_EXERCISE BRIEF_. Only a number is wanted: how many lines in the records below contain "Заменить"?
─── EXTRACTED INFORMATION
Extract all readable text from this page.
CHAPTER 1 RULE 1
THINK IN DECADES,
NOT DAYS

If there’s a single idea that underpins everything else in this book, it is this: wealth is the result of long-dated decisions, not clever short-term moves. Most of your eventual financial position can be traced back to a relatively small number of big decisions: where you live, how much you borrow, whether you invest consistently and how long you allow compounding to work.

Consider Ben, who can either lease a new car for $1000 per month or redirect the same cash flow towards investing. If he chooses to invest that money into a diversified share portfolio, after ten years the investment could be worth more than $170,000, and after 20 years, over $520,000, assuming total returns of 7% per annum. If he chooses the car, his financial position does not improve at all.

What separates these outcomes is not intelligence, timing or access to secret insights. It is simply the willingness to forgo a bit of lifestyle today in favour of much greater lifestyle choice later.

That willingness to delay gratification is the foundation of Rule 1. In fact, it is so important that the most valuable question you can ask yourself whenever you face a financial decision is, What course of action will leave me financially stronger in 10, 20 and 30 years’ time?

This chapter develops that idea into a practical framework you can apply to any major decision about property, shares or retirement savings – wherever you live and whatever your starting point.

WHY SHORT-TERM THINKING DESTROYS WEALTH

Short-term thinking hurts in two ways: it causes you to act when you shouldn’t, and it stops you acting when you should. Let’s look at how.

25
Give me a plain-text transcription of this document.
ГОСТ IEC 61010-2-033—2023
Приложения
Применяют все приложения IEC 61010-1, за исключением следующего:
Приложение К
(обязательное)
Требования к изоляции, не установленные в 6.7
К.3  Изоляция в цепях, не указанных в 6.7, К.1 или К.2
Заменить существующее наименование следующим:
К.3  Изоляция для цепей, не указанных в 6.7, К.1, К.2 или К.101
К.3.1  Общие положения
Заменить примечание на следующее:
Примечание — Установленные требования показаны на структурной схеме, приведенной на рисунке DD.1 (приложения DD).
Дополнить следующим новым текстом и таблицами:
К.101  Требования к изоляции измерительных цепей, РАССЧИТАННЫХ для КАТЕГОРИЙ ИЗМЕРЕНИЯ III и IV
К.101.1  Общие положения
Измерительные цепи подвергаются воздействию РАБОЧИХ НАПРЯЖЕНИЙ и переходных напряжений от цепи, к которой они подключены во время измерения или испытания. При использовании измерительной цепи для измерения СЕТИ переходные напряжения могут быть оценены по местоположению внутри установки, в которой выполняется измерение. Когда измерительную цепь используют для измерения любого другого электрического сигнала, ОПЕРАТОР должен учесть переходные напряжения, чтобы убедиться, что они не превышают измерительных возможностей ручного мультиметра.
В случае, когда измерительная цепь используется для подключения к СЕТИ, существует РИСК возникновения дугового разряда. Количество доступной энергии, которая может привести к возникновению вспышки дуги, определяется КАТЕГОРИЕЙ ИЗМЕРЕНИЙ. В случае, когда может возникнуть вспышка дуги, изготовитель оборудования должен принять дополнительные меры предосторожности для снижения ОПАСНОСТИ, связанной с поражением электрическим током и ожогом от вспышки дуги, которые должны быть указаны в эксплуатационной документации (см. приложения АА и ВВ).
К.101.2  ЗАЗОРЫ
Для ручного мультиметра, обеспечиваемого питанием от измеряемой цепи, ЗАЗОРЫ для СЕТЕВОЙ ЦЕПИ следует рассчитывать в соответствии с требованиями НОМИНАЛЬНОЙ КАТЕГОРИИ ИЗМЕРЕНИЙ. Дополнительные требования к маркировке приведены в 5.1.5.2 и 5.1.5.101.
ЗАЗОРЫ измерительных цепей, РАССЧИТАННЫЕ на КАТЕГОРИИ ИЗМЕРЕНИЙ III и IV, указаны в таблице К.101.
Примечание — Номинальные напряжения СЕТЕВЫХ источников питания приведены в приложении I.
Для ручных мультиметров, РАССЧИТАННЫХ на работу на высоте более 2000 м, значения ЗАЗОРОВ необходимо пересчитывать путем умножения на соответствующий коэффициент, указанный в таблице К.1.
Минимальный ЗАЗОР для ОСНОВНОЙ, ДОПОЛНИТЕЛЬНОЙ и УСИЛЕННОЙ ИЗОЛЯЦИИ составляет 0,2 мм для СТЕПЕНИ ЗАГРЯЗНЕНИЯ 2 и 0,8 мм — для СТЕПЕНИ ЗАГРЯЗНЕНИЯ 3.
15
──────
_FINISHED ANSWER_. 2